• YOUR GOAL
Transcribe every line of the listing below without any deviation.

━━━━

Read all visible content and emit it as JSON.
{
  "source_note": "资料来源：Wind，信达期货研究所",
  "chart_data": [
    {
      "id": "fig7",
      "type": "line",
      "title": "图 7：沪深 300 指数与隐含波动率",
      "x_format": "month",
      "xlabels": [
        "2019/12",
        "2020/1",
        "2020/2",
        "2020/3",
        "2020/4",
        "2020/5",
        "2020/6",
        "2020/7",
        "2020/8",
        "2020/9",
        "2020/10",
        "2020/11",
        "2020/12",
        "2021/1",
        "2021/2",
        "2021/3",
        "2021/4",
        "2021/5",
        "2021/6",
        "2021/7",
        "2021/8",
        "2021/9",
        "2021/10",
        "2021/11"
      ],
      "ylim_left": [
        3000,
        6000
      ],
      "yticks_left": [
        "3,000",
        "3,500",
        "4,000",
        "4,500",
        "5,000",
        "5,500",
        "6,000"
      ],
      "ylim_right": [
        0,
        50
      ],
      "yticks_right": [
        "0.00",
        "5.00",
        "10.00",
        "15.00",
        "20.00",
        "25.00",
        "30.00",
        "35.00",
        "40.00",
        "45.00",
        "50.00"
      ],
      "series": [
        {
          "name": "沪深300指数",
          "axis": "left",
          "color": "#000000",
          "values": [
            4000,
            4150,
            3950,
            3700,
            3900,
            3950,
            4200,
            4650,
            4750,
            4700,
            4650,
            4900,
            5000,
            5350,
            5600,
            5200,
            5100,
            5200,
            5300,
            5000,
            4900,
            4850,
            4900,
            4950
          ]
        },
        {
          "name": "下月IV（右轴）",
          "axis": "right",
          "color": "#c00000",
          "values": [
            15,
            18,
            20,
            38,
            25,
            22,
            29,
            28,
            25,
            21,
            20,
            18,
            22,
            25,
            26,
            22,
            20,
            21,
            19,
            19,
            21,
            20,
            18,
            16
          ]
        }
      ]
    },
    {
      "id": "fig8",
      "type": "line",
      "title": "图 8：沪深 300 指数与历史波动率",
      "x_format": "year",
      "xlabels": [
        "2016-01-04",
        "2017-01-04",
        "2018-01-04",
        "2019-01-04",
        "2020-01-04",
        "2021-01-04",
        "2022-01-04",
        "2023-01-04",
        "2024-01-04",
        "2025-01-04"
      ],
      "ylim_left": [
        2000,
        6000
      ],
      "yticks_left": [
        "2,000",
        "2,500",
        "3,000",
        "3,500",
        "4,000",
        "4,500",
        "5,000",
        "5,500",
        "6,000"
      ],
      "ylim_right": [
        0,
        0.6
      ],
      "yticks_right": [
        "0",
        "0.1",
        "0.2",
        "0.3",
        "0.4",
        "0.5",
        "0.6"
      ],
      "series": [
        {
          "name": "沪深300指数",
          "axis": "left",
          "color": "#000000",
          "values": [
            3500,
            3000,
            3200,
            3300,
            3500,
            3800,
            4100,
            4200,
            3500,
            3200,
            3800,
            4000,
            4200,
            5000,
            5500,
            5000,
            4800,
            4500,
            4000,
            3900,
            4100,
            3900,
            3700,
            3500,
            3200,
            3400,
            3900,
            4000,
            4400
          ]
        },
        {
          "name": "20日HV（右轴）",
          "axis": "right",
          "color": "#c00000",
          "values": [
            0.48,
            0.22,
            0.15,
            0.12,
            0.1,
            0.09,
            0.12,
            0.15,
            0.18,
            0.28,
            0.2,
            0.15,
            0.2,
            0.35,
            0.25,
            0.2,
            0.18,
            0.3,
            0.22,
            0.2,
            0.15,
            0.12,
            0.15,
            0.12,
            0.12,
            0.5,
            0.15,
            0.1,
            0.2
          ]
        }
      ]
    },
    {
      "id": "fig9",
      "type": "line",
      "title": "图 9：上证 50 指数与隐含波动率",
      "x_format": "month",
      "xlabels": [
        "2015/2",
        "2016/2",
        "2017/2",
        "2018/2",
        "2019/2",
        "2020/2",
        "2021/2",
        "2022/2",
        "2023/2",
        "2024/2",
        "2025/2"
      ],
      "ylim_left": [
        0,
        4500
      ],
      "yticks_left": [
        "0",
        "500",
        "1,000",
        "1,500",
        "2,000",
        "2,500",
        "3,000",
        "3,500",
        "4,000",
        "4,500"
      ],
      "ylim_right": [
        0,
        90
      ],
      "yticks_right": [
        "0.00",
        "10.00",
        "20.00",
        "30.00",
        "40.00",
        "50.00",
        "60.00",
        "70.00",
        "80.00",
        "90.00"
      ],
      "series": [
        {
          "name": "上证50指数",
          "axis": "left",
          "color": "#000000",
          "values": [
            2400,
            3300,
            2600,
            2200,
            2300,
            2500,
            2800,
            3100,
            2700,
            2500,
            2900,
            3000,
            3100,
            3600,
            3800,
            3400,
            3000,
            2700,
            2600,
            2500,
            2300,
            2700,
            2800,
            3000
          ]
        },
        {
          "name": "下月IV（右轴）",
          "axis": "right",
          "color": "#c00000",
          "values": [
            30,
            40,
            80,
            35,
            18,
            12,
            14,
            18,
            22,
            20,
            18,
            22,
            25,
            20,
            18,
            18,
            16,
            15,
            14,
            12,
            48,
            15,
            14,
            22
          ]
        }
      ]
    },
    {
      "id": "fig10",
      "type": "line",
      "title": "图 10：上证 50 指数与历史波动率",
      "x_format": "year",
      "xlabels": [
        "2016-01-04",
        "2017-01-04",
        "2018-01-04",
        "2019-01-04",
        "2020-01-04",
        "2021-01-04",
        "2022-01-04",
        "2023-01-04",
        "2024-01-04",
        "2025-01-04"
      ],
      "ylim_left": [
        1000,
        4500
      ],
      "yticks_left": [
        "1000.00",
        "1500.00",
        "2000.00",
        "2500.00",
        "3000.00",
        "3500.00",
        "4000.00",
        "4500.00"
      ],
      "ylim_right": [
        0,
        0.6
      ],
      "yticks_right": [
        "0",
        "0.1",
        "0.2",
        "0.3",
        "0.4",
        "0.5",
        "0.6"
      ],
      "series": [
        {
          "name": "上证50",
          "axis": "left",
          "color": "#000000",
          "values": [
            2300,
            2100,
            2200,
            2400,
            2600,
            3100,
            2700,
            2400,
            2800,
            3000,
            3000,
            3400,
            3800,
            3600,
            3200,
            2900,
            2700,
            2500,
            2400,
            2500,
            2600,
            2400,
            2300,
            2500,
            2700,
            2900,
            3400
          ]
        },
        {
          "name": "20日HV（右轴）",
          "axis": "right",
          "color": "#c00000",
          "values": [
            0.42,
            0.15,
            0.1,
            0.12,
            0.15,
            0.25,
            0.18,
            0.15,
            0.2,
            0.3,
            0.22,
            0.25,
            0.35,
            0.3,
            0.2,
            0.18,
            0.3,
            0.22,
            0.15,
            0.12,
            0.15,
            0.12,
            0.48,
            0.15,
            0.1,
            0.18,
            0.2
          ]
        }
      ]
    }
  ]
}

━━━━

• RESULT
Read all visible content and emit it as JSON.
{
  "source_note": "资料来源：Wind，信达期货研究所",
  "chart_data": [
    {
      "id": "fig7",
      "type": "line",
      "title": "图 7：沪深 300 指数与隐含波动率",
      "x_format": "month",
      "xlabels": [
        "2019/12",
        "2020/1",
        "2020/2",
        "2020/3",
        "2020/4",
        "2020/5",
        "2020/6",
        "2020/7",
        "2020/8",
        "2020/9",
        "2020/10",
        "2020/11",
        "2020/12",
        "2021/1",
        "2021/2",
        "2021/3",
        "2021/4",
        "2021/5",
        "2021/6",
        "2021/7",
        "2021/8",
        "2021/9",
        "2021/10",
        "2021/11"
      ],
      "ylim_left": [
        3000,
        6000
      ],
      "yticks_left": [
        "3,000",
        "3,500",
        "4,000",
        "4,500",
        "5,000",
        "5,500",
        "6,000"
      ],
      "ylim_right": [
        0,
        50
      ],
      "yticks_right": [
        "0.00",
        "5.00",
        "10.00",
        "15.00",
        "20.00",
        "25.00",
        "30.00",
        "35.00",
        "40.00",
        "45.00",
        "50.00"
      ],
      "series": [
        {
          "name": "沪深300指数",
          "axis": "left",
          "color": "#000000",
          "values": [
            4000,
            4150,
            3950,
            3700,
            3900,
            3950,
            4200,
            4650,
            4750,
            4700,
            4650,
            4900,
            5000,
            5350,
            5600,
            5200,
            5100,
            5200,
            5300,
            5000,
            4900,
            4850,
            4900,
            4950
          ]
        },
        {
          "name": "下月IV（右轴）",
          "axis": "right",
          "color": "#c00000",
          "values": [
            15,
            18,
            20,
            38,
            25,
            22,
            29,
            28,
            25,
            21,
            20,
            18,
            22,
            25,
            26,
            22,
            20,
            21,
            19,
            19,
            21,
            20,
            18,
            16
          ]
        }
      ]
    },
    {
      "id": "fig8",
      "type": "line",
      "title": "图 8：沪深 300 指数与历史波动率",
      "x_format": "year",
      "xlabels": [
        "2016-01-04",
        "2017-01-04",
        "2018-01-04",
        "2019-01-04",
        "2020-01-04",
        "2021-01-04",
        "2022-01-04",
        "2023-01-04",
        "2024-01-04",
        "2025-01-04"
      ],
      "ylim_left": [
        2000,
        6000
      ],
      "yticks_left": [
        "2,000",
        "2,500",
        "3,000",
        "3,500",
        "4,000",
        "4,500",
        "5,000",
        "5,500",
        "6,000"
      ],
      "ylim_right": [
        0,
        0.6
      ],
      "yticks_right": [
        "0",
        "0.1",
        "0.2",
        "0.3",
        "0.4",
        "0.5",
        "0.6"
      ],
      "series": [
        {
          "name": "沪深300指数",
          "axis": "left",
          "color": "#000000",
          "values": [
            3500,
            3000,
            3200,
            3300,
            3500,
            3800,
            4100,
            4200,
            3500,
            3200,
            3800,
            4000,
            4200,
            5000,
            5500,
            5000,
            4800,
            4500,
            4000,
            3900,
            4100,
            3900,
            3700,
            3500,
            3200,
            3400,
            3900,
            4000,
            4400
          ]
        },
        {
          "name": "20日HV（右轴）",
          "axis": "right",
          "color": "#c00000",
          "values": [
            0.48,
            0.22,
            0.15,
            0.12,
            0.1,
            0.09,
            0.12,
            0.15,
            0.18,
            0.28,
            0.2,
            0.15,
            0.2,
            0.35,
            0.25,
            0.2,
            0.18,
            0.3,
            0.22,
            0.2,
            0.15,
            0.12,
            0.15,
            0.12,
            0.12,
            0.5,
            0.15,
            0.1,
            0.2
          ]
        }
      ]
    },
    {
      "id": "fig9",
      "type": "line",
      "title": "图 9：上证 50 指数与隐含波动率",
      "x_format": "month",
      "xlabels": [
        "2015/2",
        "2016/2",
        "2017/2",
        "2018/2",
        "2019/2",
        "2020/2",
        "2021/2",
        "2022/2",
        "2023/2",
        "2024/2",
        "2025/2"
      ],
      "ylim_left": [
        0,
        4500
      ],
      "yticks_left": [
        "0",
        "500",
        "1,000",
        "1,500",
        "2,000",
        "2,500",
        "3,000",
        "3,500",
        "4,000",
        "4,500"
      ],
      "ylim_right": [
        0,
        90
      ],
      "yticks_right": [
        "0.00",
        "10.00",
        "20.00",
        "30.00",
        "40.00",
        "50.00",
        "60.00",
        "70.00",
        "80.00",
        "90.00"
      ],
      "series": [
        {
          "name": "上证50指数",
          "axis": "left",
          "color": "#000000",
          "values": [
            2400,
            3300,
            2600,
            2200,
            2300,
            2500,
            2800,
            3100,
            2700,
            2500,
            2900,
            3000,
            3100,
            3600,
            3800,
            3400,
            3000,
            2700,
            2600,
            2500,
            2300,
            2700,
            2800,
            3000
          ]
        },
        {
          "name": "下月IV（右轴）",
          "axis": "right",
          "color": "#c00000",
          "values": [
            30,
            40,
            80,
            35,
            18,
            12,
            14,
            18,
            22,
            20,
            18,
            22,
            25,
            20,
            18,
            18,
            16,
            15,
            14,
            12,
            48,
            15,
            14,
            22
          ]
        }
      ]
    },
    {
      "id": "fig10",
      "type": "line",
      "title": "图 10：上证 50 指数与历史波动率",
      "x_format": "year",
      "xlabels": [
        "2016-01-04",
        "2017-01-04",
        "2018-01-04",
        "2019-01-04",
        "2020-01-04",
        "2021-01-04",
        "2022-01-04",
        "2023-01-04",
        "2024-01-04",
        "2025-01-04"
      ],
      "ylim_left": [
        1000,
        4500
      ],
      "yticks_left": [
        "1000.00",
        "1500.00",
        "2000.00",
        "2500.00",
        "3000.00",
        "3500.00",
        "4000.00",
        "4500.00"
      ],
      "ylim_right": [
        0,
        0.6
      ],
      "yticks_right": [
        "0",
        "0.1",
        "0.2",
        "0.3",
        "0.4",
        "0.5",
        "0.6"
      ],
      "series": [
        {
          "name": "上证50",
          "axis": "left",
          "color": "#000000",
          "values": [
            2300,
            2100,
            2200,
            2400,
            2600,
            3100,
            2700,
            2400,
            2800,
            3000,
            3000,
            3400,
            3800,
            3600,
            3200,
            2900,
            2700,
            2500,
            2400,
            2500,
            2600,
            2400,
            2300,
            2500,
            2700,
            2900,
            3400
          ]
        },
        {
          "name": "20日HV（右轴）",
          "axis": "right",
          "color": "#c00000",
          "values": [
            0.42,
            0.15,
            0.1,
            0.12,
            0.15,
            0.25,
            0.18,
            0.15,
            0.2,
            0.3,
            0.22,
            0.25,
            0.35,
            0.3,
            0.2,
            0.18,
            0.3,
            0.22,
            0.15,
            0.12,
            0.15,
            0.12,
            0.48,
            0.15,
            0.1,
            0.18,
            0.2
          ]
        }
      ]
    }
  ]
}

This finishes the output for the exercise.